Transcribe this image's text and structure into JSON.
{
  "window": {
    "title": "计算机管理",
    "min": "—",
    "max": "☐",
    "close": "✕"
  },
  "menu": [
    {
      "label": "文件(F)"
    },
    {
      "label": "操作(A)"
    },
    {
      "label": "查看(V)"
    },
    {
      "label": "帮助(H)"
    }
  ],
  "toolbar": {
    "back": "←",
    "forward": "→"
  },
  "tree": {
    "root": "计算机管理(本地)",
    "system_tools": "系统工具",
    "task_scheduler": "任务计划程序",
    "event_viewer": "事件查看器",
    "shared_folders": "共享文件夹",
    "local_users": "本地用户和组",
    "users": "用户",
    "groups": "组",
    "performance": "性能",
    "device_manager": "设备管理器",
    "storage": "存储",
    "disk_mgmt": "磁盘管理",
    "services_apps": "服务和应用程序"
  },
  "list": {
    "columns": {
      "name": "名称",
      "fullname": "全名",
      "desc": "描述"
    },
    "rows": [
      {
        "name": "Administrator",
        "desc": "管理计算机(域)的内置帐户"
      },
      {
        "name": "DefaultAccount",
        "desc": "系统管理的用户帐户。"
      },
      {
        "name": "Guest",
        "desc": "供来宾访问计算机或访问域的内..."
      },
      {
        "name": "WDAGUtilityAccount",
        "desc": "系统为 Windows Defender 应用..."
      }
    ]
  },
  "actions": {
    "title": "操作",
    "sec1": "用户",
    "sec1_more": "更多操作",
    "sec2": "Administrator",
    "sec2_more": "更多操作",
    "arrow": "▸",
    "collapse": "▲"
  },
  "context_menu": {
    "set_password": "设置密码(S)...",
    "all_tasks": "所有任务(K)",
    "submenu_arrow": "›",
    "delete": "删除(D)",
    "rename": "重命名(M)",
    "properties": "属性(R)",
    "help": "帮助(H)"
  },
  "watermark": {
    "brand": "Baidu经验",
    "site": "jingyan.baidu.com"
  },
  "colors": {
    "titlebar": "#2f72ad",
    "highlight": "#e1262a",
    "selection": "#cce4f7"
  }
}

====

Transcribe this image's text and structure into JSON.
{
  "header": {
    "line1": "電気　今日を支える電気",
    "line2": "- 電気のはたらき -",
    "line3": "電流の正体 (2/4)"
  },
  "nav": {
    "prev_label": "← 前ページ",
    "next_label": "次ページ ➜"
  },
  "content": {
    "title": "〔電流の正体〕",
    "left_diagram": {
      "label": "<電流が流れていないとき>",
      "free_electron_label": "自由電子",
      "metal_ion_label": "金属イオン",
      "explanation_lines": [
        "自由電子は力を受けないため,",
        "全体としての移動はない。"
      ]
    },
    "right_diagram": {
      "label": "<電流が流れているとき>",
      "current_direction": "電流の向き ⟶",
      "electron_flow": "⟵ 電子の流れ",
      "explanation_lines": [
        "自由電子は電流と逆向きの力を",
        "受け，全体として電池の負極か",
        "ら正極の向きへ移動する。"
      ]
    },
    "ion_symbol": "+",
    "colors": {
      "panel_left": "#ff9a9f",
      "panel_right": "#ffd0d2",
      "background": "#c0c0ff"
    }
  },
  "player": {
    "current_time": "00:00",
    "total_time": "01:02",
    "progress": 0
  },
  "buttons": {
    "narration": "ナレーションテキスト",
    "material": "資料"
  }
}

====

## TASK DIRECTIONS
Look for "Administrator" and pull out every line that has it.

## OUTPUT BELOW
        "name": "Administrator",
    "sec2": "Administrator",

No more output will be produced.